— Start of DATA TO USE —

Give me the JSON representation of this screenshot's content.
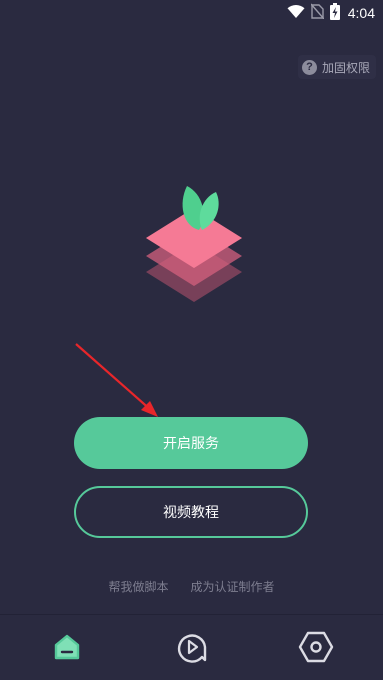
{
  "status_bar": {
    "time": "4:04",
    "icons": [
      "wifi-icon",
      "no-sim-icon",
      "battery-charging-icon"
    ]
  },
  "header": {
    "permission_icon": "question-circle-icon",
    "permission_label": "加固权限"
  },
  "logo": {
    "icon": "layered-leaf-logo"
  },
  "actions": {
    "start_service_label": "开启服务",
    "video_tutorial_label": "视频教程"
  },
  "links": {
    "help_write_script": "帮我做脚本",
    "become_author": "成为认证制作者"
  },
  "bottom_nav": {
    "items": [
      {
        "icon": "home-icon",
        "active": true
      },
      {
        "icon": "play-icon",
        "active": false
      },
      {
        "icon": "settings-hexagon-icon",
        "active": false
      }
    ]
  },
  "colors": {
    "background": "#2a2a40",
    "accent": "#56c99a",
    "logo_pink": "#f0728e",
    "arrow_red": "#e8262a",
    "muted_text": "#7e7e90"
  }
}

— End of DATA TO USE —

### TASK GOAL
Using the records above, output their complete text exactly, minus any images.

### TASK ANSWER
Give me the JSON representation of this screenshot's content.
{
  "status_bar": {
    "time": "4:04",
    "icons": [
      "wifi-icon",
      "no-sim-icon",
      "battery-charging-icon"
    ]
  },
  "header": {
    "permission_icon": "question-circle-icon",
    "permission_label": "加固权限"
  },
  "logo": {
    "icon": "layered-leaf-logo"
  },
  "actions": {
    "start_service_label": "开启服务",
    "video_tutorial_label": "视频教程"
  },
  "links": {
    "help_write_script": "帮我做脚本",
    "become_author": "成为认证制作者"
  },
  "bottom_nav": {
    "items": [
      {
        "icon": "home-icon",
        "active": true
      },
      {
        "icon": "play-icon",
        "active": false
      },
      {
        "icon": "settings-hexagon-icon",
        "active": false
      }
    ]
  },
  "colors": {
    "background": "#2a2a40",
    "accent": "#56c99a",
    "logo_pink": "#f0728e",
    "arrow_red": "#e8262a",
    "muted_text": "#7e7e90"
  }
}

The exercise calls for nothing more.